Write out each line of the listing as it stands, without the images.

----

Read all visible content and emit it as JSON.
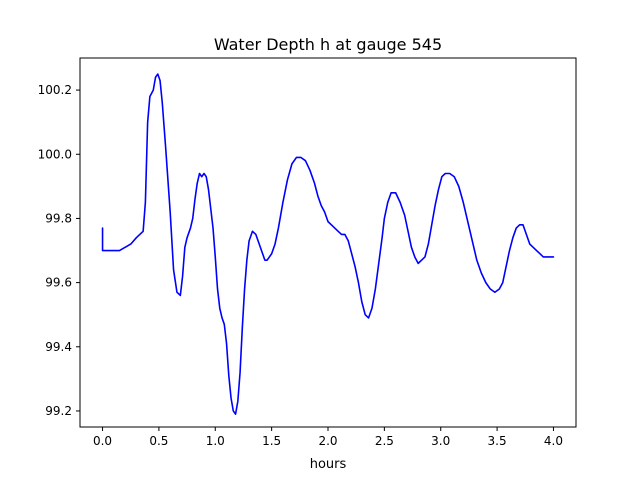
{
  "chart_data": {
    "type": "line",
    "title": "Water Depth h at gauge 545",
    "xlabel": "hours",
    "ylabel": "",
    "xlim": [
      -0.2,
      4.2
    ],
    "ylim": [
      99.15,
      100.3
    ],
    "xticks": [
      0.0,
      0.5,
      1.0,
      1.5,
      2.0,
      2.5,
      3.0,
      3.5,
      4.0
    ],
    "xtick_labels": [
      "0.0",
      "0.5",
      "1.0",
      "1.5",
      "2.0",
      "2.5",
      "3.0",
      "3.5",
      "4.0"
    ],
    "yticks": [
      99.2,
      99.4,
      99.6,
      99.8,
      100.0,
      100.2
    ],
    "ytick_labels": [
      "99.2",
      "99.4",
      "99.6",
      "99.8",
      "100.0",
      "100.2"
    ],
    "grid": false,
    "legend": "none",
    "series": [
      {
        "color": "#0000ff",
        "x": [
          0.0,
          0.0,
          0.05,
          0.1,
          0.15,
          0.2,
          0.25,
          0.3,
          0.36,
          0.38,
          0.4,
          0.42,
          0.45,
          0.47,
          0.49,
          0.51,
          0.53,
          0.56,
          0.6,
          0.63,
          0.66,
          0.69,
          0.71,
          0.73,
          0.75,
          0.78,
          0.8,
          0.82,
          0.84,
          0.86,
          0.88,
          0.9,
          0.92,
          0.94,
          0.96,
          0.98,
          1.0,
          1.02,
          1.04,
          1.06,
          1.08,
          1.1,
          1.12,
          1.14,
          1.16,
          1.18,
          1.2,
          1.22,
          1.24,
          1.26,
          1.28,
          1.3,
          1.33,
          1.36,
          1.39,
          1.42,
          1.44,
          1.46,
          1.48,
          1.5,
          1.53,
          1.56,
          1.6,
          1.64,
          1.68,
          1.72,
          1.76,
          1.8,
          1.84,
          1.88,
          1.91,
          1.94,
          1.97,
          2.0,
          2.03,
          2.06,
          2.09,
          2.12,
          2.15,
          2.18,
          2.21,
          2.24,
          2.27,
          2.3,
          2.33,
          2.36,
          2.39,
          2.42,
          2.45,
          2.48,
          2.5,
          2.53,
          2.56,
          2.6,
          2.64,
          2.68,
          2.71,
          2.74,
          2.77,
          2.8,
          2.83,
          2.86,
          2.89,
          2.92,
          2.95,
          2.98,
          3.01,
          3.04,
          3.08,
          3.12,
          3.16,
          3.2,
          3.24,
          3.28,
          3.32,
          3.36,
          3.4,
          3.44,
          3.48,
          3.52,
          3.55,
          3.58,
          3.61,
          3.64,
          3.67,
          3.7,
          3.73,
          3.76,
          3.79,
          3.82,
          3.85,
          3.88,
          3.91,
          3.94,
          3.97,
          4.0
        ],
        "y": [
          99.77,
          99.7,
          99.7,
          99.7,
          99.7,
          99.71,
          99.72,
          99.74,
          99.76,
          99.85,
          100.1,
          100.18,
          100.2,
          100.24,
          100.25,
          100.23,
          100.16,
          100.02,
          99.82,
          99.64,
          99.57,
          99.56,
          99.62,
          99.71,
          99.74,
          99.77,
          99.8,
          99.86,
          99.91,
          99.94,
          99.93,
          99.94,
          99.93,
          99.89,
          99.83,
          99.77,
          99.68,
          99.58,
          99.52,
          99.49,
          99.47,
          99.41,
          99.31,
          99.24,
          99.2,
          99.19,
          99.23,
          99.32,
          99.46,
          99.58,
          99.67,
          99.73,
          99.76,
          99.75,
          99.72,
          99.69,
          99.67,
          99.67,
          99.68,
          99.69,
          99.72,
          99.77,
          99.85,
          99.92,
          99.97,
          99.99,
          99.99,
          99.98,
          99.95,
          99.91,
          99.87,
          99.84,
          99.82,
          99.79,
          99.78,
          99.77,
          99.76,
          99.75,
          99.75,
          99.73,
          99.69,
          99.65,
          99.6,
          99.54,
          99.5,
          99.49,
          99.52,
          99.58,
          99.66,
          99.74,
          99.8,
          99.85,
          99.88,
          99.88,
          99.85,
          99.81,
          99.76,
          99.71,
          99.68,
          99.66,
          99.67,
          99.68,
          99.72,
          99.78,
          99.84,
          99.89,
          99.93,
          99.94,
          99.94,
          99.93,
          99.9,
          99.85,
          99.79,
          99.73,
          99.67,
          99.63,
          99.6,
          99.58,
          99.57,
          99.58,
          99.6,
          99.65,
          99.7,
          99.74,
          99.77,
          99.78,
          99.78,
          99.75,
          99.72,
          99.71,
          99.7,
          99.69,
          99.68,
          99.68,
          99.68,
          99.68
        ]
      }
    ]
  }
}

----

**Exercise output**
Read all visible content and emit it as JSON.
{
  "chart_data": {
    "type": "line",
    "title": "Water Depth h at gauge 545",
    "xlabel": "hours",
    "ylabel": "",
    "xlim": [
      -0.2,
      4.2
    ],
    "ylim": [
      99.15,
      100.3
    ],
    "xticks": [
      0.0,
      0.5,
      1.0,
      1.5,
      2.0,
      2.5,
      3.0,
      3.5,
      4.0
    ],
    "xtick_labels": [
      "0.0",
      "0.5",
      "1.0",
      "1.5",
      "2.0",
      "2.5",
      "3.0",
      "3.5",
      "4.0"
    ],
    "yticks": [
      99.2,
      99.4,
      99.6,
      99.8,
      100.0,
      100.2
    ],
    "ytick_labels": [
      "99.2",
      "99.4",
      "99.6",
      "99.8",
      "100.0",
      "100.2"
    ],
    "grid": false,
    "legend": "none",
    "series": [
      {
        "color": "#0000ff",
        "x": [
          0.0,
          0.0,
          0.05,
          0.1,
          0.15,
          0.2,
          0.25,
          0.3,
          0.36,
          0.38,
          0.4,
          0.42,
          0.45,
          0.47,
          0.49,
          0.51,
          0.53,
          0.56,
          0.6,
          0.63,
          0.66,
          0.69,
          0.71,
          0.73,
          0.75,
          0.78,
          0.8,
          0.82,
          0.84,
          0.86,
          0.88,
          0.9,
          0.92,
          0.94,
          0.96,
          0.98,
          1.0,
          1.02,
          1.04,
          1.06,
          1.08,
          1.1,
          1.12,
          1.14,
          1.16,
          1.18,
          1.2,
          1.22,
          1.24,
          1.26,
          1.28,
          1.3,
          1.33,
          1.36,
          1.39,
          1.42,
          1.44,
          1.46,
          1.48,
          1.5,
          1.53,
          1.56,
          1.6,
          1.64,
          1.68,
          1.72,
          1.76,
          1.8,
          1.84,
          1.88,
          1.91,
          1.94,
          1.97,
          2.0,
          2.03,
          2.06,
          2.09,
          2.12,
          2.15,
          2.18,
          2.21,
          2.24,
          2.27,
          2.3,
          2.33,
          2.36,
          2.39,
          2.42,
          2.45,
          2.48,
          2.5,
          2.53,
          2.56,
          2.6,
          2.64,
          2.68,
          2.71,
          2.74,
          2.77,
          2.8,
          2.83,
          2.86,
          2.89,
          2.92,
          2.95,
          2.98,
          3.01,
          3.04,
          3.08,
          3.12,
          3.16,
          3.2,
          3.24,
          3.28,
          3.32,
          3.36,
          3.4,
          3.44,
          3.48,
          3.52,
          3.55,
          3.58,
          3.61,
          3.64,
          3.67,
          3.7,
          3.73,
          3.76,
          3.79,
          3.82,
          3.85,
          3.88,
          3.91,
          3.94,
          3.97,
          4.0
        ],
        "y": [
          99.77,
          99.7,
          99.7,
          99.7,
          99.7,
          99.71,
          99.72,
          99.74,
          99.76,
          99.85,
          100.1,
          100.18,
          100.2,
          100.24,
          100.25,
          100.23,
          100.16,
          100.02,
          99.82,
          99.64,
          99.57,
          99.56,
          99.62,
          99.71,
          99.74,
          99.77,
          99.8,
          99.86,
          99.91,
          99.94,
          99.93,
          99.94,
          99.93,
          99.89,
          99.83,
          99.77,
          99.68,
          99.58,
          99.52,
          99.49,
          99.47,
          99.41,
          99.31,
          99.24,
          99.2,
          99.19,
          99.23,
          99.32,
          99.46,
          99.58,
          99.67,
          99.73,
          99.76,
          99.75,
          99.72,
          99.69,
          99.67,
          99.67,
          99.68,
          99.69,
          99.72,
          99.77,
          99.85,
          99.92,
          99.97,
          99.99,
          99.99,
          99.98,
          99.95,
          99.91,
          99.87,
          99.84,
          99.82,
          99.79,
          99.78,
          99.77,
          99.76,
          99.75,
          99.75,
          99.73,
          99.69,
          99.65,
          99.6,
          99.54,
          99.5,
          99.49,
          99.52,
          99.58,
          99.66,
          99.74,
          99.8,
          99.85,
          99.88,
          99.88,
          99.85,
          99.81,
          99.76,
          99.71,
          99.68,
          99.66,
          99.67,
          99.68,
          99.72,
          99.78,
          99.84,
          99.89,
          99.93,
          99.94,
          99.94,
          99.93,
          99.9,
          99.85,
          99.79,
          99.73,
          99.67,
          99.63,
          99.6,
          99.58,
          99.57,
          99.58,
          99.6,
          99.65,
          99.7,
          99.74,
          99.77,
          99.78,
          99.78,
          99.75,
          99.72,
          99.71,
          99.7,
          99.69,
          99.68,
          99.68,
          99.68,
          99.68
        ]
      }
    ]
  }
}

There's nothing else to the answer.